Change "chevron-down-icon" to "arrow-down-icon" in the rows from the first one through the row containing "like-count: 5 — [1146, 2174, 1185, 2244]", and give those rows again with nothing else altered.

=======

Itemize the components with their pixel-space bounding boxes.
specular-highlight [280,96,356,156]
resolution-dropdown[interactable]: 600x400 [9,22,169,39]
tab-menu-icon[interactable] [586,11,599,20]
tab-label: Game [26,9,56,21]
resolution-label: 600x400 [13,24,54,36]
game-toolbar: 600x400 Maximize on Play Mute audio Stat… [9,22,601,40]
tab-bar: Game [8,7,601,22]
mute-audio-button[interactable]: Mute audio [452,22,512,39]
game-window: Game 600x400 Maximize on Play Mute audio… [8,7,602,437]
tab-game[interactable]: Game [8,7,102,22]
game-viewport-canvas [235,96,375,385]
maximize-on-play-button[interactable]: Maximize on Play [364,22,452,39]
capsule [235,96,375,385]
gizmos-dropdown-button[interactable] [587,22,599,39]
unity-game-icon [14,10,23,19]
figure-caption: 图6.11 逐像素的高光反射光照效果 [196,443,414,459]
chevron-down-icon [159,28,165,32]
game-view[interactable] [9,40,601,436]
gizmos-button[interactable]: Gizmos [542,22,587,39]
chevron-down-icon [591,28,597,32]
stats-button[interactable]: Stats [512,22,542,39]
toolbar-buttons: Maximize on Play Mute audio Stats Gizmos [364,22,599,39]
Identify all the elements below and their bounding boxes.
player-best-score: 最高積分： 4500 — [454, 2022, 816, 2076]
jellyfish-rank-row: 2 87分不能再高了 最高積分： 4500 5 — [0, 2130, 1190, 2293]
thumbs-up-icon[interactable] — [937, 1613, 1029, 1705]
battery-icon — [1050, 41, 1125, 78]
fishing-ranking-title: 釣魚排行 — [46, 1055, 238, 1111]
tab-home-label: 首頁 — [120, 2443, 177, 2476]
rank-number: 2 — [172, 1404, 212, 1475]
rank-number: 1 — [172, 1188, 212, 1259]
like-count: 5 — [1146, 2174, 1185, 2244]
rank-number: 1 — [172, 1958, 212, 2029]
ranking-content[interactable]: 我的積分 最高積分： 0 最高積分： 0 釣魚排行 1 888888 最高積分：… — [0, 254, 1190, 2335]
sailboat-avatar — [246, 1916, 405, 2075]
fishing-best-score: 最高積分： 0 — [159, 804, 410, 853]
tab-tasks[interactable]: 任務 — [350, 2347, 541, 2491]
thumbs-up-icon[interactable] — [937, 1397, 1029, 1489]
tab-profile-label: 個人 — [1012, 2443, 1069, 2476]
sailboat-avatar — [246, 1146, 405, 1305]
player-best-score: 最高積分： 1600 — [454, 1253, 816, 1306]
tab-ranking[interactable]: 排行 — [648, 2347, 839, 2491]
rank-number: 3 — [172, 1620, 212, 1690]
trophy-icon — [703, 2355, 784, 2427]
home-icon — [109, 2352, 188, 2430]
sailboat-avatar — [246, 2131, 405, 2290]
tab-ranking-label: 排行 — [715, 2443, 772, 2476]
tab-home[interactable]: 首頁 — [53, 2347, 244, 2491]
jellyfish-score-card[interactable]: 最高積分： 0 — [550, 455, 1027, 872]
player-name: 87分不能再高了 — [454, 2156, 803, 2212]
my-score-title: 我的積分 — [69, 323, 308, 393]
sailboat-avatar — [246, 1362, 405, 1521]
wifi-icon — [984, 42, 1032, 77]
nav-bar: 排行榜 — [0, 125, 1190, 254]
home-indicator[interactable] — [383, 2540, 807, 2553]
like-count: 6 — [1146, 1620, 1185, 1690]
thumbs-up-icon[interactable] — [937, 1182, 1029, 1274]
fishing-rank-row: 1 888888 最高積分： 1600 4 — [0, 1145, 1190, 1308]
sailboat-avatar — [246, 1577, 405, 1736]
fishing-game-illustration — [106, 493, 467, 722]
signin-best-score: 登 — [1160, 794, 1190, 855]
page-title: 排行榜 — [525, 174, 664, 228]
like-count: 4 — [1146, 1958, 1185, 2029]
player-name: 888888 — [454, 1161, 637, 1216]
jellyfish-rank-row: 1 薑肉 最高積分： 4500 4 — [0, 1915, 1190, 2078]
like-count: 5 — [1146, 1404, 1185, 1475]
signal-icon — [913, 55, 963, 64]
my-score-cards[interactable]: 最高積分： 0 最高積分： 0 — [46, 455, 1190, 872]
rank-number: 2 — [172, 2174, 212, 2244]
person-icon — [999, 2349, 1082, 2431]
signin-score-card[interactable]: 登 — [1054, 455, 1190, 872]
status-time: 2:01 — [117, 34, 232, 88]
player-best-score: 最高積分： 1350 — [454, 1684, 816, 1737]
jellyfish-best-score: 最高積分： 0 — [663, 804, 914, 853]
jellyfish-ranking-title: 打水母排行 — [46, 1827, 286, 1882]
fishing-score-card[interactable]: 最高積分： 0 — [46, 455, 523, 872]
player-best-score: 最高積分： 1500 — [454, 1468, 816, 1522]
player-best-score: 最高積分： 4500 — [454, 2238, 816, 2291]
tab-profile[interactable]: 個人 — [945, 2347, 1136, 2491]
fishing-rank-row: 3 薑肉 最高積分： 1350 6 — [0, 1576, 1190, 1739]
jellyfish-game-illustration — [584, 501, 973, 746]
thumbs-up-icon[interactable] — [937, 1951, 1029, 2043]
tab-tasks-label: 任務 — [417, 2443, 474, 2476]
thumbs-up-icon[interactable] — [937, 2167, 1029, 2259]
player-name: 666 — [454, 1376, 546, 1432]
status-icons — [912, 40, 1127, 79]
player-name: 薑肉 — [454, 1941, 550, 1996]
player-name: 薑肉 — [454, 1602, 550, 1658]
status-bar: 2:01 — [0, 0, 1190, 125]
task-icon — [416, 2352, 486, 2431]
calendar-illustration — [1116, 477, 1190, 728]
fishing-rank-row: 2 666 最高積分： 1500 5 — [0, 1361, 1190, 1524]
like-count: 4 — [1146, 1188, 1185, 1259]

=======

Response to this exercise
Itemize the components with their pixel-space bounding boxes.
specular-highlight [280,96,356,156]
resolution-dropdown[interactable]: 600x400 [9,22,169,39]
tab-menu-icon[interactable] [586,11,599,20]
tab-label: Game [26,9,56,21]
resolution-label: 600x400 [13,24,54,36]
game-toolbar: 600x400 Maximize on Play Mute audio Stat… [9,22,601,40]
tab-bar: Game [8,7,601,22]
mute-audio-button[interactable]: Mute audio [452,22,512,39]
game-window: Game 600x400 Maximize on Play Mute audio… [8,7,602,437]
tab-game[interactable]: Game [8,7,102,22]
game-viewport-canvas [235,96,375,385]
maximize-on-play-button[interactable]: Maximize on Play [364,22,452,39]
capsule [235,96,375,385]
gizmos-dropdown-button[interactable] [587,22,599,39]
unity-game-icon [14,10,23,19]
figure-caption: 图6.11 逐像素的高光反射光照效果 [196,443,414,459]
arrow-down-icon [159,28,165,32]
game-view[interactable] [9,40,601,436]
gizmos-button[interactable]: Gizmos [542,22,587,39]
arrow-down-icon [591,28,597,32]
stats-button[interactable]: Stats [512,22,542,39]
toolbar-buttons: Maximize on Play Mute audio Stats Gizmos [364,22,599,39]
Identify all the elements below and their bounding boxes.
player-best-score: 最高積分： 4500 — [454, 2022, 816, 2076]
jellyfish-rank-row: 2 87分不能再高了 最高積分： 4500 5 — [0, 2130, 1190, 2293]
thumbs-up-icon[interactable] — [937, 1613, 1029, 1705]
battery-icon — [1050, 41, 1125, 78]
fishing-ranking-title: 釣魚排行 — [46, 1055, 238, 1111]
tab-home-label: 首頁 — [120, 2443, 177, 2476]
rank-number: 2 — [172, 1404, 212, 1475]
rank-number: 1 — [172, 1188, 212, 1259]
like-count: 5 — [1146, 2174, 1185, 2244]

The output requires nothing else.